### EXERCISE
Extract every line of the records below that contains the string "series", and copy each such line in full.
+ + +
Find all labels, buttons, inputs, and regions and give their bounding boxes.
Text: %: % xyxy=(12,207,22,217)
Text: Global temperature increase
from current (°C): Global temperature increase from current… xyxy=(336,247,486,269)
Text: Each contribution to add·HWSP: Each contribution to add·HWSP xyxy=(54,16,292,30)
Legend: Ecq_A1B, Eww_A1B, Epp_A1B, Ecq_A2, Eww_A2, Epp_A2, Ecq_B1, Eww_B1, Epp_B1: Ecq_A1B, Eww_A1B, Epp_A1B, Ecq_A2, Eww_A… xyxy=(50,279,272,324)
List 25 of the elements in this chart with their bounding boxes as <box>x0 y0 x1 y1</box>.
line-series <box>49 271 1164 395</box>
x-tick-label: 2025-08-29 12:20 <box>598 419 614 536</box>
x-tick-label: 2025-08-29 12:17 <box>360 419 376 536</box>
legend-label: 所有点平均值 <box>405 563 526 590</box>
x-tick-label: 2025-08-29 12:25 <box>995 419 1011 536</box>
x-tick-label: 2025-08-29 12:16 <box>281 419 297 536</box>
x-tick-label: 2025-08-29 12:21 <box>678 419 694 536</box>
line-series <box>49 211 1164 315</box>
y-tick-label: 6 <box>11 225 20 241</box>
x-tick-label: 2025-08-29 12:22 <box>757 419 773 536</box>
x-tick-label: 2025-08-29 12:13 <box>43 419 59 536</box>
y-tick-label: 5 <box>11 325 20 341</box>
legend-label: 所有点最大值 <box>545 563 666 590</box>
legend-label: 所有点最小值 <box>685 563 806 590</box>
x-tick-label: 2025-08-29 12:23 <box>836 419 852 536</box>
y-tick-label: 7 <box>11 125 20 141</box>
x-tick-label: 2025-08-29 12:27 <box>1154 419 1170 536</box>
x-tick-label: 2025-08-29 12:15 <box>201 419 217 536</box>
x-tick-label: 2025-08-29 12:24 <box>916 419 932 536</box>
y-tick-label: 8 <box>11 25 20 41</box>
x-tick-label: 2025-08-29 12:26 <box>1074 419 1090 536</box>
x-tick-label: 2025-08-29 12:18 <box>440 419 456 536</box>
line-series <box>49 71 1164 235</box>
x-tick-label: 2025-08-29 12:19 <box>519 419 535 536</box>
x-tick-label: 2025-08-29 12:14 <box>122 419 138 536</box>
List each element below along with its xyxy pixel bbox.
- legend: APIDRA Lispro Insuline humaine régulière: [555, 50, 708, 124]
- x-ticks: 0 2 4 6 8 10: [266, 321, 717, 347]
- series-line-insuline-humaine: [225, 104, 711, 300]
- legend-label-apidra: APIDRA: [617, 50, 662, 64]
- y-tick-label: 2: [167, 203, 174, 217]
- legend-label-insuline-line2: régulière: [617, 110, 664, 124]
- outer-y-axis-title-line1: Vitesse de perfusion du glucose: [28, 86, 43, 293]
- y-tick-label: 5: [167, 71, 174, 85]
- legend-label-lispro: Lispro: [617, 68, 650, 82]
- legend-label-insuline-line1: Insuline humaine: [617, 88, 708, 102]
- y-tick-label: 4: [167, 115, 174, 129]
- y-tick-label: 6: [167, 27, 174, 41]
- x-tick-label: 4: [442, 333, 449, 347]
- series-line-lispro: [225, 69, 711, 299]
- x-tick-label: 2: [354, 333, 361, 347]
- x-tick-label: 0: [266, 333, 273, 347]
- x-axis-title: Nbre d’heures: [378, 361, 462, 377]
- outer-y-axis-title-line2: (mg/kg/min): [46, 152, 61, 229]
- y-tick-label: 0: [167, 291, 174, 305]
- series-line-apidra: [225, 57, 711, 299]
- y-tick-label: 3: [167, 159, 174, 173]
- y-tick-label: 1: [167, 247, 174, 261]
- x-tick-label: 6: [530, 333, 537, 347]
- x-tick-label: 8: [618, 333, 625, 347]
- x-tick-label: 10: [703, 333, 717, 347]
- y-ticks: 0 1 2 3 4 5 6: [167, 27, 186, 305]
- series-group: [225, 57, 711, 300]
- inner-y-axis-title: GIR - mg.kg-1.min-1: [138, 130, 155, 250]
+ + +
### THE RESULT
line-series <box>49 271 1164 395</box>
line-series <box>49 211 1164 315</box>
line-series <box>49 71 1164 235</box>
- series-line-insuline-humaine: [225, 104, 711, 300]
- series-line-lispro: [225, 69, 711, 299]
- series-line-apidra: [225, 57, 711, 299]
- series-group: [225, 57, 711, 300]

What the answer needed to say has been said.